**What to produce**
Where a line contains the string "into", copy that line.

**Source records**
§

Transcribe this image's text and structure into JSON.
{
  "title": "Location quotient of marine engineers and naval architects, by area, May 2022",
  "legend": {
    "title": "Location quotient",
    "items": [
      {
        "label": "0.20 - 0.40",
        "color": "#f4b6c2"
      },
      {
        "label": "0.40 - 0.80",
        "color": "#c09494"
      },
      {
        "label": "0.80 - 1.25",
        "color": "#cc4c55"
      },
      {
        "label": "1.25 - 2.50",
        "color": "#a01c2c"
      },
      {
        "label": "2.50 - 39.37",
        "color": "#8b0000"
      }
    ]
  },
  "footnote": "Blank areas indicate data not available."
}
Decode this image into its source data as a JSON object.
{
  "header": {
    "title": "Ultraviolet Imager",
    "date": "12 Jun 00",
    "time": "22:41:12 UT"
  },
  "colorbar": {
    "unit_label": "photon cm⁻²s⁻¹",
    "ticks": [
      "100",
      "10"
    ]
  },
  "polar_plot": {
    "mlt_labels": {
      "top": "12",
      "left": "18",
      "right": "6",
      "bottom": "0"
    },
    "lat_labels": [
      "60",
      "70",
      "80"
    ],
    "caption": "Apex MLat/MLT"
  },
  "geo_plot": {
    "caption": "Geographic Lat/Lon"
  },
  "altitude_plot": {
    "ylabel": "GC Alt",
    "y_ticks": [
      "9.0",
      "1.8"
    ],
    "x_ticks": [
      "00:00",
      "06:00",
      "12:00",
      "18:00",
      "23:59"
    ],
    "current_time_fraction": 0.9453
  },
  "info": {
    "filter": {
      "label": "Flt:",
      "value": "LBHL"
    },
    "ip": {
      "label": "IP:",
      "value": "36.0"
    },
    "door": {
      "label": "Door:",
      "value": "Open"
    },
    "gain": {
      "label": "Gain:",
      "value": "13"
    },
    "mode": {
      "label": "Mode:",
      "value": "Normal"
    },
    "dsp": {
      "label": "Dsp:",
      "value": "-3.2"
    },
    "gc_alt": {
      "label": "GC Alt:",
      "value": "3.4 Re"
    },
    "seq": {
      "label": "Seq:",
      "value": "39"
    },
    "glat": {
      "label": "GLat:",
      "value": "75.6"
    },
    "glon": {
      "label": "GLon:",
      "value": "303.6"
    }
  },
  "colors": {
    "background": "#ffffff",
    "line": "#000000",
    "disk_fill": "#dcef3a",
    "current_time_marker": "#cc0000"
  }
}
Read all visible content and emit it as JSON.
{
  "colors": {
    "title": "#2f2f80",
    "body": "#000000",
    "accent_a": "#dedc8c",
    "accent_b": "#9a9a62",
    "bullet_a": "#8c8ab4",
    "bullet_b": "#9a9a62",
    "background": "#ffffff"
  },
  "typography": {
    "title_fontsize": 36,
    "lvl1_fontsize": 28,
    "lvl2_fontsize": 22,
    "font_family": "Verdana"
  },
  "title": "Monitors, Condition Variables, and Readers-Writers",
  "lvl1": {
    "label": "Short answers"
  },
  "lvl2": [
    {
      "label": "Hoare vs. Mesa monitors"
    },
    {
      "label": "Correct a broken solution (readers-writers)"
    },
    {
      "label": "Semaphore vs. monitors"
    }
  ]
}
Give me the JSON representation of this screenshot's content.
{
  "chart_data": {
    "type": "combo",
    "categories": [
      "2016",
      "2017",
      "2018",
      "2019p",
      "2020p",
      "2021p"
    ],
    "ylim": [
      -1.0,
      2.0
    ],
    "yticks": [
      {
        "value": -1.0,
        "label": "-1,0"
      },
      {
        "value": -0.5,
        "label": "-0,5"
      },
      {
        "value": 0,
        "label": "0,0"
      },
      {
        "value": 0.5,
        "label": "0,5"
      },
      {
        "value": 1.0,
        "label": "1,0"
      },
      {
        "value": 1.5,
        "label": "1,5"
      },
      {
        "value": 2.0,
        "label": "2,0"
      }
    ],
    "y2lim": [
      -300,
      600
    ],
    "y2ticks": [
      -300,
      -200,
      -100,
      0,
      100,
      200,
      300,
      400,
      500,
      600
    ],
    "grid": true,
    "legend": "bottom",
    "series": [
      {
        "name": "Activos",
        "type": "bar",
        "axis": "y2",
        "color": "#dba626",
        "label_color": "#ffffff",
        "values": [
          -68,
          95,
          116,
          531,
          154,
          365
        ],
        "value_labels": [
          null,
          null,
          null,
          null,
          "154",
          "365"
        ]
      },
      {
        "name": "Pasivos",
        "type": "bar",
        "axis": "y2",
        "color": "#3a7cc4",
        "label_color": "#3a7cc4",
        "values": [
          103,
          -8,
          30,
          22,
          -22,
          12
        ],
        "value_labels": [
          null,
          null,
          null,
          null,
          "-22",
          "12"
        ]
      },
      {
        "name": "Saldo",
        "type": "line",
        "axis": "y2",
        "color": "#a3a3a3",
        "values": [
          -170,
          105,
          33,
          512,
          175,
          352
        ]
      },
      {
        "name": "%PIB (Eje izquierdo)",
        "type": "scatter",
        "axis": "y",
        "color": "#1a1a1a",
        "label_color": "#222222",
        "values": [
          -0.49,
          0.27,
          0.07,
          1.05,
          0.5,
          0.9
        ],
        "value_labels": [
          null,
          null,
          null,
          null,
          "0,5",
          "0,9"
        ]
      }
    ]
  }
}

§

**Reply**
Transcribe this image's text and structure into JSON.
Decode this image into its source data as a JSON object.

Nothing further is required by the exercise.